Restate the data word for word and leave the images out.
— start of Entries provided —
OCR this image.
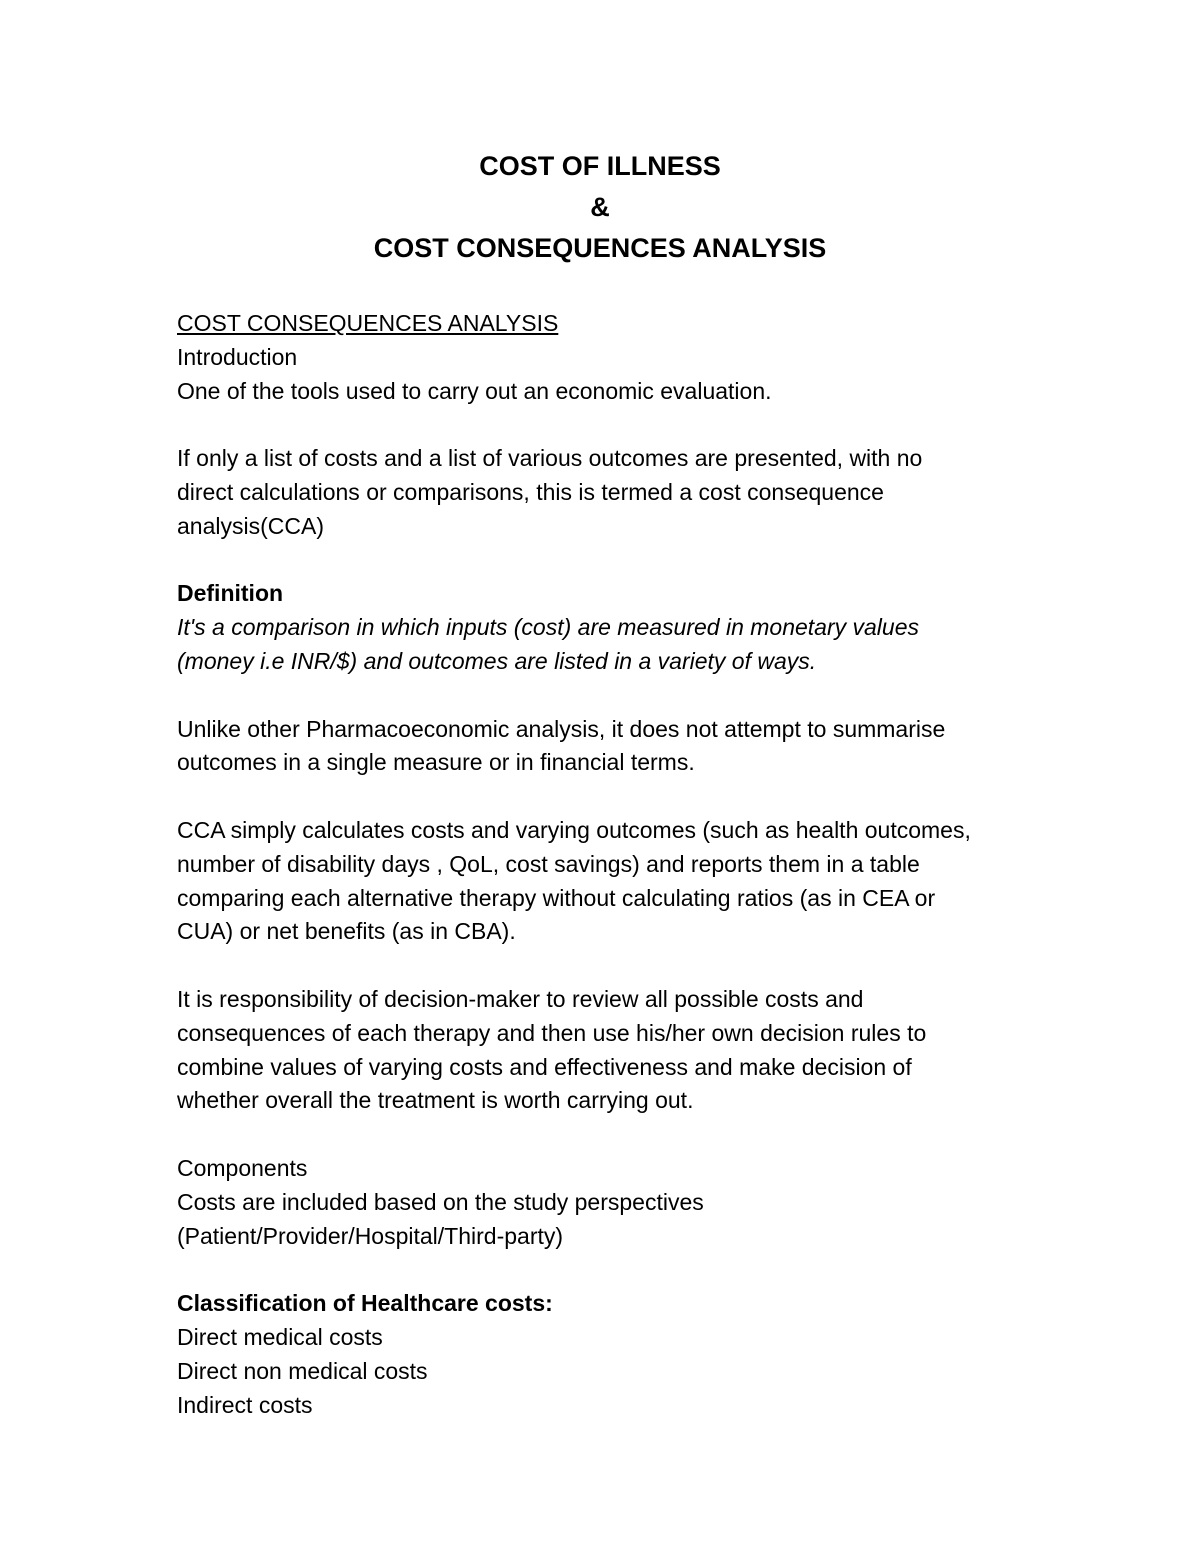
COST OF ILLNESS
&
COST CONSEQUENCES ANALYSIS
COST CONSEQUENCES ANALYSIS
Introduction
One of the tools used to carry out an economic evaluation.
If only a list of costs and a list of various outcomes are presented, with no
direct calculations or comparisons, this is termed a cost consequence
analysis(CCA)
Definition
It's a comparison in which inputs (cost) are measured in monetary values
(money i.e INR/$) and outcomes are listed in a variety of ways.
Unlike other Pharmacoeconomic analysis, it does not attempt to summarise
outcomes in a single measure or in financial terms.
CCA simply calculates costs and varying outcomes (such as health outcomes,
number of disability days , QoL, cost savings) and reports them in a table
comparing each alternative therapy without calculating ratios (as in CEA or
CUA) or net benefits (as in CBA).
It is responsibility of decision-maker to review all possible costs and
consequences of each therapy and then use his/her own decision rules to
combine values of varying costs and effectiveness and make decision of
whether overall the treatment is worth carrying out.
Components
Costs are included based on the study perspectives
(Patient/Provider/Hospital/Third-party)
Classification of Healthcare costs:
Direct medical costs
Direct non medical costs
Indirect costs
— end of Entries provided —
■ Task output ■
OCR this image.
COST OF ILLNESS
&
COST CONSEQUENCES ANALYSIS
COST CONSEQUENCES ANALYSIS
Introduction
One of the tools used to carry out an economic evaluation.
If only a list of costs and a list of various outcomes are presented, with no
direct calculations or comparisons, this is termed a cost consequence
analysis(CCA)
Definition
It's a comparison in which inputs (cost) are measured in monetary values
(money i.e INR/$) and outcomes are listed in a variety of ways.
Unlike other Pharmacoeconomic analysis, it does not attempt to summarise
outcomes in a single measure or in financial terms.
CCA simply calculates costs and varying outcomes (such as health outcomes,
number of disability days , QoL, cost savings) and reports them in a table
comparing each alternative therapy without calculating ratios (as in CEA or
CUA) or net benefits (as in CBA).
It is responsibility of decision-maker to review all possible costs and
consequences of each therapy and then use his/her own decision rules to
combine values of varying costs and effectiveness and make decision of
whether overall the treatment is worth carrying out.
Components
Costs are included based on the study perspectives
(Patient/Provider/Hospital/Third-party)
Classification of Healthcare costs:
Direct medical costs
Direct non medical costs
Indirect costs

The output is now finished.